Records contained in a dataset

● ● ● ● ● ● ●

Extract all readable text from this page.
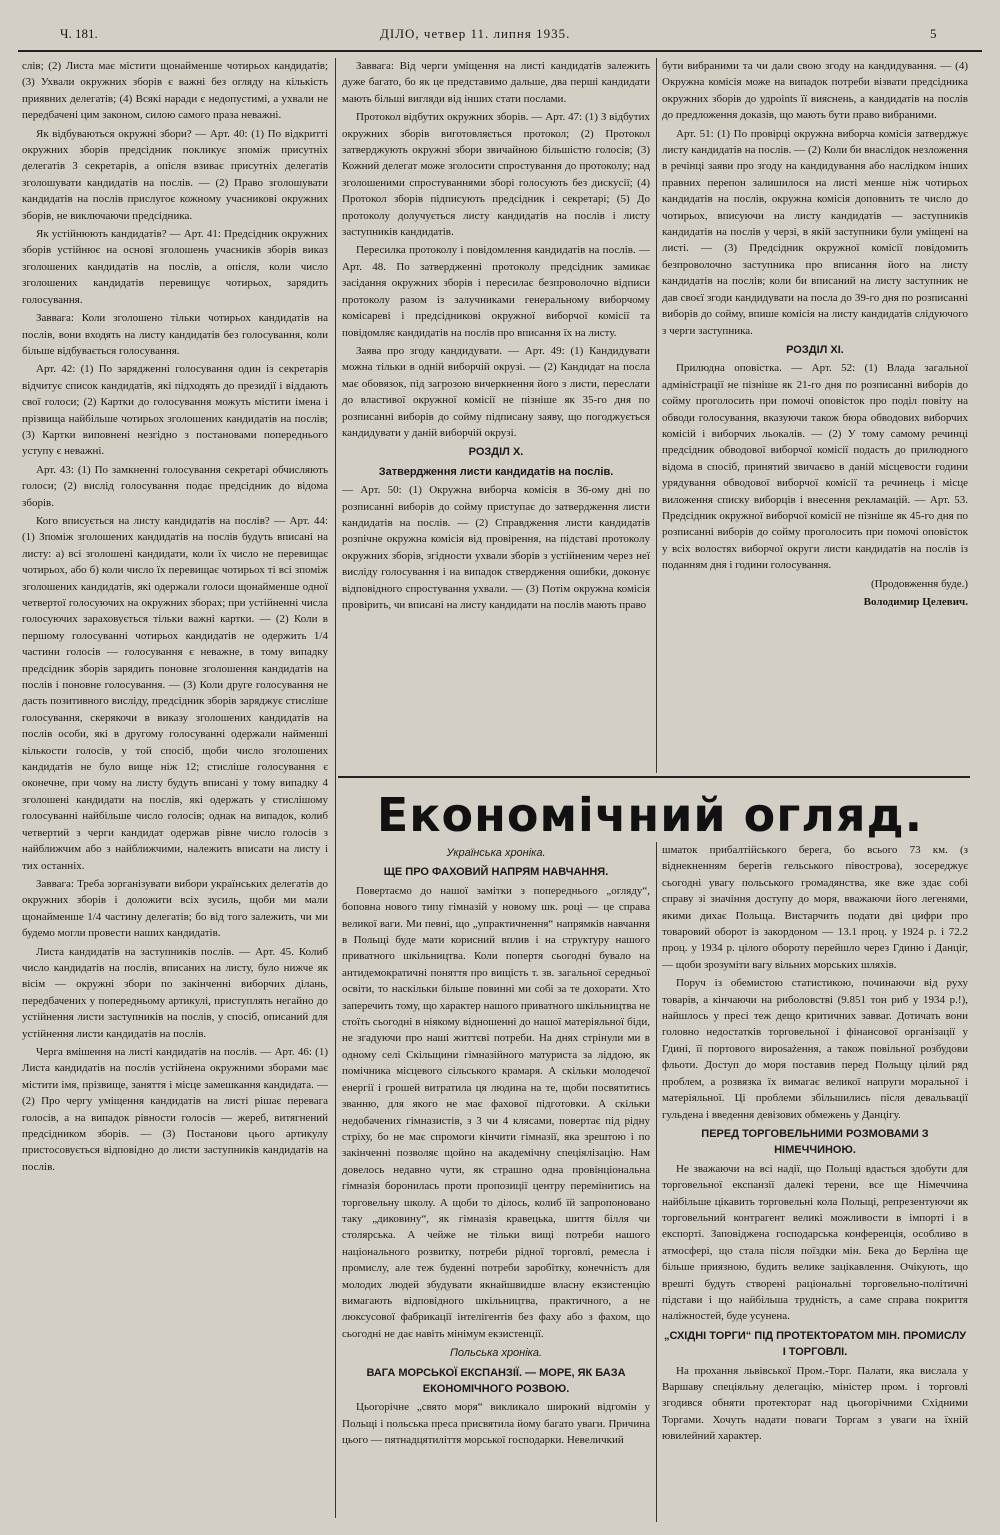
Ч. 181.	ДІЛО, четвер 11. липня 1935.	5

слів; (2) Листа має містити щонайменше чотирьох кандидатів; (3) Ухвали окружних зборів є важні без огляду на кількість приявних делегатів; (4) Всякі наради є недопустимі, а ухвали не передбачені цим законом, силою самого праза неважні.

Як відбуваються окружні збори? — Арт. 40: (1) По відкритті окружних зборів предсідник покликує зпоміж присутніх делегатів 3 секретарів, а опісля взиває присутніх делегатів зголошувати кандидатів на послів. — (2) Право зголошувати кандидатів на послів прислугоє кожному учасникові окружних зборів, не виключаючи предсідника.

Як устійнюють кандидатів? — Арт. 41: Предсідник окружних зборів устійнює на основі зголошень учасників зборів виказ зголошених кандидатів на послів, а опісля, коли число зголошених кандидатів перевищує чотирьох, зарядить голосування.

Заввага: Коли зголошено тільки чотирьох кандидатів на послів, вони входять на листу кандидатів без голосування, коли більше відбувається голосування.

Арт. 42: (1) По зарядженні голосування один із секретарів відчитує список кандидатів, які підходять до президії і віддають свої голоси; (2) Картки до голосування можуть містити імена і прізвища найбільше чотирьох зголошених кандидатів на послів; (3) Картки виповнені незгідно з постановами попереднього уступу є неважні.

Арт. 43: (1) По замкненні голосування секретарі обчисляють голоси; (2) вислід голосування подає предсідник до відома зборів.

Кого вписується на листу кандидатів на послів? — Арт. 44: (1) Зпоміж зголошених кандидатів на послів будуть вписані на листу: а) всі зголошені кандидати, коли їх число не перевищає чотирьох, або б) коли число їх перевищає чотирьох ті всі зпоміж зголошених кандидатів, які одержали голоси щонайменше одної четвертої голосуючих на окружних зборах; при устійненні числа голосуючих зараховується тільки важні картки. — (2) Коли в першому голосуванні чотирьох кандидатів не одержить 1/4 частини голосів — голосування є неважне, в тому випадку предсідник зборів зарядить поновне зголошення кандидатів на послів і поновне голосування. — (3) Коли друге голосування не дасть позитивного висліду, предсідник зборів заряджує стисліше голосування, скерякочи в виказу зголошених кандидатів на послів особи, які в другому голосуванні одержали найменші кількости голосів, у той спосіб, щоби число зголошених кандидатів не було вище ніж 12; стисліше голосування є оконечне, при чому на листу будуть вписані у тому випадку 4 зголошені кандидати на послів, які одержать у стислішому голосуванні найбільше число голосів; однак на випадок, колиб четвертий з черги кандидат одержав рівне число голосів з найближчим або з найближчими, належить вписати на листу і тих останніх.

Заввага: Треба зорганізувати вибори українських делегатів до окружних зборів і доложити всіх зусиль, щоби ми мали щонайменше 1/4 частину делегатів; бо від того залежить, чи ми будемо могли провести наших кандидатів.

Листа кандидатів на заступників послів. — Арт. 45. Колиб число кандидатів на послів, вписаних на листу, було нижче як вісім — окружні збори по закінченні виборчих ділань, передбачених у попередньому артикулі, приступлять негайно до устійнення листи заступників на послів, у спосіб, описаний для устійнення листи кандидатів на послів.

Черга вмішення на листі кандидатів на послів. — Арт. 46: (1) Листа кандидатів на послів устійнена окружними зборами має містити імя, прізвище, заняття і місце замешкання кандидата. — (2) Про чергу уміщення кандидатів на листі рішає перевага голосів, а на випадок рівности голосів — жереб, витягнений предсідником зборів. — (3) Постанови цього артикулу пристосовується відповідно до листи заступників кандидатів на послів.

Заввага: Від черги уміщення на листі кандидатів залежить дуже багато, бо як це представимо дальше, два перші кандидати мають більші вигляди від інших стати послами.

Протокол відбутих окружних зборів. — Арт. 47: (1) З відбутих окружних зборів виготовляється протокол; (2) Протокол затверджують окружні збори звичайною більшістю голосів; (3) Кожний делегат може зголосити спростування до протоколу; над зголошеними спростуваннями зборі голосують без дискусії; (4) Протокол зборів підписують предсідник і секретарі; (5) До протоколу долучується листу кандидатів на послів і листу заступників кандидатів.

Пересилка протоколу і повідомлення кандидатів на послів. — Арт. 48. По затвердженні протоколу предсідник замикає засідання окружних зборів і пересилає безпроволочно відписи протоколу разом із залучниками генеральному виборчому комісареві і предсідникові окружної виборчої комісії та повідомляє кандидатів на послів про вписання їх на листу.

Заява про згоду кандидувати. — Арт. 49: (1) Кандидувати можна тільки в одній виборчій окрузі. — (2) Кандидат на посла має обовязок, під загрозою вичеркнення його з листи, переслати до властивої окружної комісії не пізніше як 35-го дня по розписанні виборів до сойму підписану заяву, що погоджується кандидувати у даній виборчій окрузі.

РОЗДІЛ Х.
Затвердження листи кандидатів на послів.

— Арт. 50: (1) Окружна виборча комісія в 36-ому дні по розписанні виборів до сойму приступає до затвердження листи кандидатів на послів. — (2) Справдження листи кандидатів розпічне окружна комісія від провірення, на підставі протоколу окружних зборів, згідности ухвали зборів з устійненим через неї висліду голосування і на випадок ствердження ошибки, доконує відповідного спростування ухвали. — (3) Потім окружна комісія провірить, чи вписані на листу кандидати на послів мають право

бути вибраними та чи дали свою згоду на кандидування. — (4) Окружна комісія може на випадок потреби візвати предсідника окружних зборів до удpoints її вияснень, а кандидатів на послів до предложення доказів, що мають бути право вибраними.

Арт. 51: (1) По провірці окружна виборча комісія затверджує листу кандидатів на послів. — (2) Коли би внаслідок незложення в речінці заяви про згоду на кандидування або наслідком інших правних перепон залишилося на листі менше ніж чотирьох кандидатів на послів, окружна комісія доповнить те число до чотирьох, вписуючи на листу кандидатів — заступників кандидатів на послів у черзі, в якій заступники були уміщені на листі. — (3) Предсідник окружної комісії повідомить безпроволочно заступника про вписання його на листу кандидатів на послів; коли би вписаний на листу заступник не дав своєї згоди кандидувати на посла до 39-го дня по розписанні виборів до сойму, впише комісія на листу кандидатів слідуючого з черги заступника.

РОЗДІЛ XI.

Прилюдна оповістка. — Арт. 52: (1) Влада загальної адміністрації не пізніше як 21-го дня по розписанні виборів до сойму проголосить при помочі оповісток про поділ повіту на обводи голосування, вказуючи також бюра обводових виборчих комісій і виборчих льокалів. — (2) У тому самому речинці предсідник обводової виборчої комісії подасть до прилюдного відома в спосіб, принятий звичаєво в даній місцевости години урядування обводової виборчої комісії та речинець і місце виложення списку виборців і внесення рекламацій. — Арт. 53. Предсідник окружної виборчої комісії не пізніше як 45-го дня по розписанні виборів до сойму проголосить при помочі оповісток у всіх волостях виборчої округи листи кандидатів на послів із поданням дня і години голосування.

(Продовження буде.)

Володимир Целевич.

Економічний огляд.
Українська хроніка.
ЩЕ ПРО ФАХОВИЙ НАПРЯМ НАВЧАННЯ.

Повертаємо до нашої замітки з попереднього „огляду“, боповна нового типу гімназій у новому шк. році — це справа великої ваги. Ми певні, що „упрактичнення“ напрямків навчання в Польщі буде мати корисний вплив і на структуру нашого приватного шкільництва. Коли попертя сьогодні бувало на антидемократичні поняття про вищість т. зв. загальної середньої освіти, то наскільки більше повинні ми собі за те дохорати. Хто заперечить тому, що характер нашого приватного шкільництва не стоїть сьогодні в ніякому відношенні до нашої матеріяльної біди, не згадуючи про наші життєві потреби. На днях стрінули ми в одному селі Скільщини гімназійного матуриста за ліддою, як помічника місцевого сільського крамаря. А скільки молодечої енергії і грошей витратила ця людина на те, щоби посвятитись званню, для якого не має фахової підготовки. А скільки недобачених гімназистів, з 3 чи 4 клясами, повертає під рідну стріху, бо не має спромоги кінчити гімназії, яка зрештою і по закінченні позволяє щойно на академічну спеціялізацію. Нам довелось недавно чути, як страшно одна провінціональна гімназія боронилась проти пропозиції центру перемінитись на торговельну школу. А щоби то ділось, колиб їй запропоновано таку „диковину“, як гімназія кравецька, шиття білля чи столярська. А чейже не тільки вищі потреби нашого національного розвитку, потреби рідної торговлі, ремесла і промислу, але теж буденні потреби заробітку, конечність для молодих людей збудувати якнайшвидше власну екзистенцію вимагають відповідного шкільництва, практичного, а не люксусової фабрикації інтелігентів без фаху або з фахом, що сьогодні не дає навіть мінімум екзистенції.

Польська хроніка.
ВАГА МОРСЬКОЇ ЕКСПАНЗІЇ. — МОРЕ, ЯК БАЗА ЕКОНОМІЧНОГО РОЗВОЮ.

Цьогорічне „свято моря“ викликало широкий відгомін у Польщі і польська преса присвятила йому багато уваги. Причина цього — пятнадцятиліття морської господарки. Невеличкий

шматок прибалтійського берега, бо всього 73 км. (з віднекненням берегів гельського півострова), зосереджує сьогодні увагу польського громадянства, яке вже здає собі справу зі значіння доступу до моря, вважаючи його легенями, якими дихає Польща. Вистарчить подати дві цифри про товаровий оборот із закордоном — 13.1 проц. у 1924 р. і 72.2 проц. у 1934 р. цілого обороту перейшло через Гдиню і Данціг, — щоби зрозуміти вагу вільних морських шляхів.

Поруч із обемистою статистикою, починаючи від руху товарів, а кінчаючи на риболовстві (9.851 тон риб у 1934 р.!), найшлось у пресі теж дещо критичних завваг. Дотичать вони головно недостатків торговельної і фінансової організації у Гдині, її портового виposażення, а також повільної розбудови фльоти. Доступ до моря поставив перед Польщу цілий ряд проблем, а розвязка їх вимагає великої напруги моральної і матеріяльної. Ці проблеми збільшились після девальвації гульдена і введення девізових обмежень у Данцігу.

ПЕРЕД ТОРГОВЕЛЬНИМИ РОЗМОВАМИ З НІМЕЧЧИНОЮ.

Не зважаючи на всі надії, що Польщі вдасться здобути для торговельної експанзії далекі терени, все ще Німеччина найбільше цікавить торговельні кола Польщі, репрезентуючи як торговельний контрагент великі можливости в імпорті і в експорті. Заповіджена господарська конференція, особливо в атмосфері, що стала після поїздки мін. Бека до Берліна ще більше приязною, будить велике зацікавлення. Очікують, що врешті будуть створені раціональні торговельно-політичні підстави і що найбільша трудність, а саме справа покриття наліжностей, буде усунена.

„СХІДНІ ТОРГИ“ ПІД ПРОТЕКТОРАТОМ МІН. ПРОМИСЛУ І ТОРГОВЛІ.

На прохання львівської Пром.-Торг. Палати, яка вислала у Варшаву спеціяльну делегацію, міністер пром. і торговлі згодився обняти протекторат над цьогорічними Східними Торгами. Хочуть надати поваги Торгам з уваги на їхній ювилейний характер.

● ● ● ● ● ● ●

#### What you will do:
Pull out every line in the data above that has the word "моря".

#### Reply to the task:
Цьогорічне „свято моря“ викликало широкий відгомін у Польщі і польська преса присвятила йому багато уваги. Причина цього — пятнадцятиліття морської господарки. Невеличкий
шматок прибалтійського берега, бо всього 73 км. (з віднекненням берегів гельського півострова), зосереджує сьогодні увагу польського громадянства, яке вже здає собі справу зі значіння доступу до моря, вважаючи його легенями, якими дихає Польща. Вистарчить подати дві цифри про товаровий оборот із закордоном — 13.1 проц. у 1924 р. і 72.2 проц. у 1934 р. цілого обороту перейшло через Гдиню і Данціг, — щоби зрозуміти вагу вільних морських шляхів.
Поруч із обемистою статистикою, починаючи від руху товарів, а кінчаючи на риболовстві (9.851 тон риб у 1934 р.!), найшлось у пресі теж дещо критичних завваг. Дотичать вони головно недостатків торговельної і фінансової організації у Гдині, її портового виposażення, а також повільної розбудови фльоти. Доступ до моря поставив перед Польщу цілий ряд проблем, а розвязка їх вимагає великої напруги моральної і матеріяльної. Ці проблеми збільшились після девальвації гульдена і введення девізових обмежень у Данцігу.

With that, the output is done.